╔══

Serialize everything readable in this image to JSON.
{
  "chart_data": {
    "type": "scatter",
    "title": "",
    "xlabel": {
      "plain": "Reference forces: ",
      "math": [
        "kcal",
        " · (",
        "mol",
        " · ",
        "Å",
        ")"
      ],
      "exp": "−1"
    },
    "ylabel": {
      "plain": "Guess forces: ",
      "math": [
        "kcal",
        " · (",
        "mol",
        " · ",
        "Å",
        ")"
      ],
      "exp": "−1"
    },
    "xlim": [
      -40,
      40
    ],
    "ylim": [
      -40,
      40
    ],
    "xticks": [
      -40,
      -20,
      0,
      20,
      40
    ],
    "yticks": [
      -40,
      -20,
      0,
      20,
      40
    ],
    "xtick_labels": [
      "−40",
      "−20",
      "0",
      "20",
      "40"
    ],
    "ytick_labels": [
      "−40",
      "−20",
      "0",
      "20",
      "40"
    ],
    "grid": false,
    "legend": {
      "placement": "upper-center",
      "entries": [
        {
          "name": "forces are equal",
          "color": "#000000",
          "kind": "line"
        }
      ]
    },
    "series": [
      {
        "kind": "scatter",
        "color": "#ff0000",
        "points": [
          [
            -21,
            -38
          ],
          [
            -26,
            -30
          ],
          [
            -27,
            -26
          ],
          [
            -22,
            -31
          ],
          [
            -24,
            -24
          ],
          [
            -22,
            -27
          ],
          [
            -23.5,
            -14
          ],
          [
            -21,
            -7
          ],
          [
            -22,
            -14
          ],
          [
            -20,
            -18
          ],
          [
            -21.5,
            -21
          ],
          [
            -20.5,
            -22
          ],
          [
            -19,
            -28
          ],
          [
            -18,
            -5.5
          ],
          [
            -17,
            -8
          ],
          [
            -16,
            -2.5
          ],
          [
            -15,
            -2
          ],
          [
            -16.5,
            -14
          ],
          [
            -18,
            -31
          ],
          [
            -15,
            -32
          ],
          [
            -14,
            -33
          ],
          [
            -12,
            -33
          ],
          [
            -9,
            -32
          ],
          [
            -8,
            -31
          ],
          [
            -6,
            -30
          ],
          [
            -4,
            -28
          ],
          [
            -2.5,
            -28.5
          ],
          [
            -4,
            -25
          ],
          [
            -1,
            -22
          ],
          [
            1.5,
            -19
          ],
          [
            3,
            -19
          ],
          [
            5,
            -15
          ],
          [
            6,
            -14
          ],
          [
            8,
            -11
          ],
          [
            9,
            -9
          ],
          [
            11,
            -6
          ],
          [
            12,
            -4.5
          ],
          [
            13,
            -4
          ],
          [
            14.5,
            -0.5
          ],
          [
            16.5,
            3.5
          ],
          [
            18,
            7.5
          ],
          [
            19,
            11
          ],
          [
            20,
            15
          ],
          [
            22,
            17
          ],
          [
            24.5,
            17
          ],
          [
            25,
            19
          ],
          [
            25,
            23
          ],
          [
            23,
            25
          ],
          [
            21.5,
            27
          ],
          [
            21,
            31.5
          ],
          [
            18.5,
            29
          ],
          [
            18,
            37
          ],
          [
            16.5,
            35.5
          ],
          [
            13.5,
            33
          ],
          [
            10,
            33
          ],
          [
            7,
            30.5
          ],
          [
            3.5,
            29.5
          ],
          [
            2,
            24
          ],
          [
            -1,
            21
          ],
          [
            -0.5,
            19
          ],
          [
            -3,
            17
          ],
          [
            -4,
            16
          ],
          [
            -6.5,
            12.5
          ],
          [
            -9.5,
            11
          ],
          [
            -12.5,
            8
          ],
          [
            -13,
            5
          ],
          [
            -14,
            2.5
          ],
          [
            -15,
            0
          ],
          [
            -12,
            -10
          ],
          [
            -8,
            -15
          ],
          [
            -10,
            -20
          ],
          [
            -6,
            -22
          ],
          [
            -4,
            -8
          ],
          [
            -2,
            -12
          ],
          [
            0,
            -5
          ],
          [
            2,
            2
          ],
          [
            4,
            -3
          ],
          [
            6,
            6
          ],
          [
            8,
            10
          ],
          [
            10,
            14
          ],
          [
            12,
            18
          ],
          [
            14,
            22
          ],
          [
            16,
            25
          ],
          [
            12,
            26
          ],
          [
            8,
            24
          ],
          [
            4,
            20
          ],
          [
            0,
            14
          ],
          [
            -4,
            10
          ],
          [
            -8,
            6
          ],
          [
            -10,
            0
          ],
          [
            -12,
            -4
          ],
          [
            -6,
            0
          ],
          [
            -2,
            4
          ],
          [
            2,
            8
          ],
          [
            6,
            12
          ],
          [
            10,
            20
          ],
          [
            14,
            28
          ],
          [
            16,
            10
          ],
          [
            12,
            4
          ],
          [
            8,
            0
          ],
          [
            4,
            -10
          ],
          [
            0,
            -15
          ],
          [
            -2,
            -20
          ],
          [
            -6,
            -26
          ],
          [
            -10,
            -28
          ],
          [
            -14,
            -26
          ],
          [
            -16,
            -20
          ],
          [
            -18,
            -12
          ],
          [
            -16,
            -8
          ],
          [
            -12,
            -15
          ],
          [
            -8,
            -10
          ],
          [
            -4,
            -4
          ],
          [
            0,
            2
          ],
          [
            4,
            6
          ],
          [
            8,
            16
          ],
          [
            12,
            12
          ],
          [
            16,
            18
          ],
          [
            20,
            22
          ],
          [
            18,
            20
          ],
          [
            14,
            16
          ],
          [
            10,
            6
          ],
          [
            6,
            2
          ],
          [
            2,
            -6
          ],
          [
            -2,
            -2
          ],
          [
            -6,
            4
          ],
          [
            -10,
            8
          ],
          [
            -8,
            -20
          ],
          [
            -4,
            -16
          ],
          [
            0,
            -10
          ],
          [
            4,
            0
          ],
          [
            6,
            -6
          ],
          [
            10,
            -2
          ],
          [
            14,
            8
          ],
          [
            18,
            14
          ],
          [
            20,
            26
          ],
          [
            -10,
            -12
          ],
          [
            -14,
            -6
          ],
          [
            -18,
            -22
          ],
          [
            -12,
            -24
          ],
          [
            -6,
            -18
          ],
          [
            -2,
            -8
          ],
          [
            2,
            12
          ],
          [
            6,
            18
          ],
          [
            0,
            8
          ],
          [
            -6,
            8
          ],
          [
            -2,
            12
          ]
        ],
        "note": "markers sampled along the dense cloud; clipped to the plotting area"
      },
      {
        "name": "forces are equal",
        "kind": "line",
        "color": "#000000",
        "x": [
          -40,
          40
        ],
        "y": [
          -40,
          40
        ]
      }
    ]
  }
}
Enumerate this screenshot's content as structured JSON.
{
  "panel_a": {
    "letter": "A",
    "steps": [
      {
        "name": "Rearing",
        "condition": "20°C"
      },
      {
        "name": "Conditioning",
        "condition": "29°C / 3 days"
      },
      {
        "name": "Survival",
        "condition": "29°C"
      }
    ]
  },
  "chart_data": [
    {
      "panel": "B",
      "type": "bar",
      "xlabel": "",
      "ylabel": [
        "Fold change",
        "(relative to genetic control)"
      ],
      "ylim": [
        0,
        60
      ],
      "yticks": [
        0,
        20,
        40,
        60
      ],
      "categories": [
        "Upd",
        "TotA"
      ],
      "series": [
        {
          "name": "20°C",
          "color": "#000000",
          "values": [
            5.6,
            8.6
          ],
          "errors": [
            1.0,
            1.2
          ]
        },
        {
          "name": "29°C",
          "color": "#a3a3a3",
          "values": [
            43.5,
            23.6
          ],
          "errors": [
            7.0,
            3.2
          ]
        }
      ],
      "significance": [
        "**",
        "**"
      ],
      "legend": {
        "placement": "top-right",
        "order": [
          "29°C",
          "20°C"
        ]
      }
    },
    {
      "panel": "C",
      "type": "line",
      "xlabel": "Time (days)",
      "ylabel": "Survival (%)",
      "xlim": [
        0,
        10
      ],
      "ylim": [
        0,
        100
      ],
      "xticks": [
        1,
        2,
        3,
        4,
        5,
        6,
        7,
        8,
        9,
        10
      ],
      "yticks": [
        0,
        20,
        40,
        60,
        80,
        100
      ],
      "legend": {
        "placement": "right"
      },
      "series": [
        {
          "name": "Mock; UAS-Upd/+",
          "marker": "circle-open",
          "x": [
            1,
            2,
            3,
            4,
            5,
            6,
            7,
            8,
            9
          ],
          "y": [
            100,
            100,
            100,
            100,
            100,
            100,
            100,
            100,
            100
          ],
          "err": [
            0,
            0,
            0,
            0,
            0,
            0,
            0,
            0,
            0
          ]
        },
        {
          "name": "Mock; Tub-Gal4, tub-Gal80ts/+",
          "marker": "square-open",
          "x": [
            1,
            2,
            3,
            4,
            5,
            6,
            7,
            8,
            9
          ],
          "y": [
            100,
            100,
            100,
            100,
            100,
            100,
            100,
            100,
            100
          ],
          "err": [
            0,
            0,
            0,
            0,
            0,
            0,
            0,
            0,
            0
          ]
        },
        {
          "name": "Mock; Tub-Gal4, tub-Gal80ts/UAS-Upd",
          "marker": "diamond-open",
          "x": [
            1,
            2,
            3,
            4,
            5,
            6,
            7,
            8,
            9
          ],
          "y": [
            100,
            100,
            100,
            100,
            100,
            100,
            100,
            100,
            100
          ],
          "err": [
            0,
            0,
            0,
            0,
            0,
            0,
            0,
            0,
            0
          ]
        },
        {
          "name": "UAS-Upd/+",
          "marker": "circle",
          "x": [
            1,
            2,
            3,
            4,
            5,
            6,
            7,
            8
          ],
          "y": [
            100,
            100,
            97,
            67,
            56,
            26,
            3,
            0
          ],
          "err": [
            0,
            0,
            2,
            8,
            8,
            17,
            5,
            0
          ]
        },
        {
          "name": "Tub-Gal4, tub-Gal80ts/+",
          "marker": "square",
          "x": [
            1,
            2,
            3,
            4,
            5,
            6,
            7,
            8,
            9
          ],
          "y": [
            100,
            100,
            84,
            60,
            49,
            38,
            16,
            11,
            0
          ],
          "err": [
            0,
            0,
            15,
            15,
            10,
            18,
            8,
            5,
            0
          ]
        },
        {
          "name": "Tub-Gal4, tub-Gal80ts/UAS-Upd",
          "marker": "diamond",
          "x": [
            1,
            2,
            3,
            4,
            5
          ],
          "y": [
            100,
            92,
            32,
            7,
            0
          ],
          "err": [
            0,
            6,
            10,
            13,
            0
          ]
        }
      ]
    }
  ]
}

╚══

▸ Work to complete
Search the entries for the word "diamond", then list each line that holds it.

▸ Solution
          "marker": "diamond-open",
          "marker": "diamond",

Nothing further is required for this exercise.